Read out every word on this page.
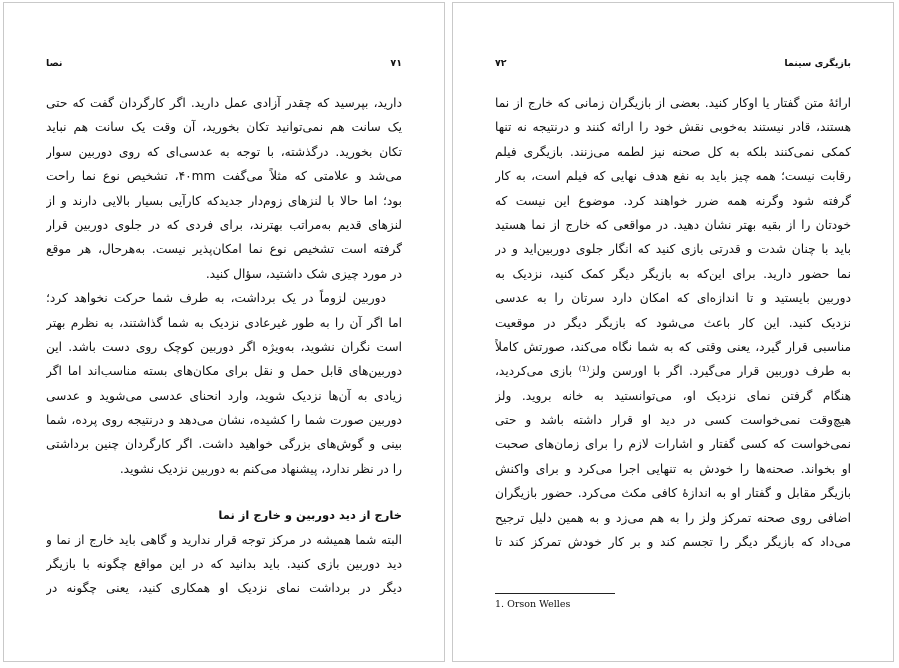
نصا	۷۱

دارید، بپرسید که چقدر آزادی عمل دارید. اگر کارگردان گفت که حتی

یک سانت هم نمی‌توانید تکان بخورید، آن وقت یک سانت هم نباید

تکان بخورید. درگذشته، با توجه به عدسی‌ای که روی دوربین سوار

می‌شد و علامتی که مثلاً می‌گفت ۴۰mm، تشخیص نوع نما راحت

بود؛ اما حالا با لنزهای زوم‌دار جدیدکه کارآیی بسیار بالایی دارند و از

لنزهای قدیم به‌مراتب بهترند، برای فردی که در جلوی دوربین قرار

گرفته است تشخیص نوع نما امکان‌پذیر نیست. به‌هرحال، هر موقع

در مورد چیزی شک داشتید، سؤال کنید.

دوربین لزوماً در یک برداشت، به طرف شما حرکت نخواهد کرد؛

اما اگر آن را به طور غیرعادی نزدیک به شما گذاشتند، به نظرم بهتر

است نگران نشوید، به‌ویژه اگر دوربین کوچک روی دست باشد. این

دوربین‌های قابل حمل و نقل برای مکان‌های بسته مناسب‌اند اما اگر

زیادی به آن‌ها نزدیک شوید، وارد انحنای عدسی می‌شوید و عدسی

دوربین صورت شما را کشیده، نشان می‌دهد و درنتیجه روی پرده، شما

بینی و گوش‌های بزرگی خواهید داشت. اگر کارگردان چنین برداشتی

را در نظر ندارد، پیشنهاد می‌کنم به دوربین نزدیک نشوید.

خارج از دید دوربین و خارج از نما

البته شما همیشه در مرکز توجه قرار ندارید و گاهی باید خارج از نما و

دید دوربین بازی کنید. باید بدانید که در این مواقع چگونه با بازیگر

دیگر در برداشت نمای نزدیک او همکاری کنید، یعنی چگونه در

۷۲	بازیگری سینما

ارائهٔ متن گفتار یا اوکار کنید. بعضی از بازیگران زمانی که خارج از نما

هستند، قادر نیستند به‌خوبی نقش خود را ارائه کنند و درنتیجه نه تنها

کمکی نمی‌کنند بلکه به کل صحنه نیز لطمه می‌زنند. بازیگری فیلم

رقابت نیست؛ همه چیز باید به نفع هدف نهایی که فیلم است، به کار

گرفته شود وگرنه همه ضرر خواهند کرد. موضوع این نیست که

خودتان را از بقیه بهتر نشان دهید. در مواقعی که خارج از نما هستید

باید با چنان شدت و قدرتی بازی کنید که انگار جلوی دوربین‌اید و در

نما حضور دارید. برای این‌که به بازیگر دیگر کمک کنید، نزدیک به

دوربین بایستید و تا اندازه‌ای که امکان دارد سرتان را به عدسی

نزدیک کنید. این کار باعث می‌شود که بازیگر دیگر در موقعیت

مناسبی قرار گیرد، یعنی وقتی که به شما نگاه می‌کند، صورتش کاملاً

به طرف دوربین قرار می‌گیرد. اگر با اورسن ولز⁽¹⁾ بازی می‌کردید،

هنگام گرفتن نمای نزدیک او، می‌توانستید به خانه بروید. ولز

هیچ‌وقت نمی‌خواست کسی در دید او قرار داشته باشد و حتی

نمی‌خواست که کسی گفتار و اشارات لازم را برای زمان‌های صحبت

او بخواند. صحنه‌ها را خودش به تنهایی اجرا می‌کرد و برای واکنش

بازیگر مقابل و گفتار او به اندازهٔ کافی مکث می‌کرد. حضور بازیگران

اضافی روی صحنه تمرکز ولز را به هم می‌زد و به همین دلیل ترجیح

می‌داد که بازیگر دیگر را تجسم کند و بر کار خودش تمرکز کند تا

1. Orson Welles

● **WHAT THIS TASK INVOLVES**
Extract from the data every line where "نمای" shows up.

● **TASK OUTPUT**
دیگر در برداشت نمای نزدیک او همکاری کنید، یعنی چگونه در
هنگام گرفتن نمای نزدیک او، می‌توانستید به خانه بروید. ولز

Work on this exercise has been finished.